> [What the task asks]:
Reproduce all entries verbatim, with nothing added or dropped.
====== Entries shown
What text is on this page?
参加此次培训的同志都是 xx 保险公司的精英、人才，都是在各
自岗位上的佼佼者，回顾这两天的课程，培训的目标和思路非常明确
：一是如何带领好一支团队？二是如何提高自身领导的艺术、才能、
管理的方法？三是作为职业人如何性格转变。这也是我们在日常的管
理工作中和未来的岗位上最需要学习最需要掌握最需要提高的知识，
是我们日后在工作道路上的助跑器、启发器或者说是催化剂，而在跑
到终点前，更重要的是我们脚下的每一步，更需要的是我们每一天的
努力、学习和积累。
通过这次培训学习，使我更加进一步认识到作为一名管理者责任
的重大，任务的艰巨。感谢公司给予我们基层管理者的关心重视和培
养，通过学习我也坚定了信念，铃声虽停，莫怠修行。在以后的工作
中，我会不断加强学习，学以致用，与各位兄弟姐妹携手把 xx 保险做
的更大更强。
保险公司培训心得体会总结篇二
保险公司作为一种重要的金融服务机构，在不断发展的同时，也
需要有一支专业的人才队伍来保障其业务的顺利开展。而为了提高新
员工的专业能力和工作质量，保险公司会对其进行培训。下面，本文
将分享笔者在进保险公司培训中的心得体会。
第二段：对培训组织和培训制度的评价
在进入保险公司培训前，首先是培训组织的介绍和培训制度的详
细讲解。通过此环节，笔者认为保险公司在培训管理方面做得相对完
============
> [Result]:
What text is on this page?
参加此次培训的同志都是 xx 保险公司的精英、人才，都是在各
自岗位上的佼佼者，回顾这两天的课程，培训的目标和思路非常明确
：一是如何带领好一支团队？二是如何提高自身领导的艺术、才能、
管理的方法？三是作为职业人如何性格转变。这也是我们在日常的管
理工作中和未来的岗位上最需要学习最需要掌握最需要提高的知识，
是我们日后在工作道路上的助跑器、启发器或者说是催化剂，而在跑
到终点前，更重要的是我们脚下的每一步，更需要的是我们每一天的
努力、学习和积累。
通过这次培训学习，使我更加进一步认识到作为一名管理者责任
的重大，任务的艰巨。感谢公司给予我们基层管理者的关心重视和培
养，通过学习我也坚定了信念，铃声虽停，莫怠修行。在以后的工作
中，我会不断加强学习，学以致用，与各位兄弟姐妹携手把 xx 保险做
的更大更强。
保险公司培训心得体会总结篇二
保险公司作为一种重要的金融服务机构，在不断发展的同时，也
需要有一支专业的人才队伍来保障其业务的顺利开展。而为了提高新
员工的专业能力和工作质量，保险公司会对其进行培训。下面，本文
将分享笔者在进保险公司培训中的心得体会。
第二段：对培训组织和培训制度的评价
在进入保险公司培训前，首先是培训组织的介绍和培训制度的详
细讲解。通过此环节，笔者认为保险公司在培训管理方面做得相对完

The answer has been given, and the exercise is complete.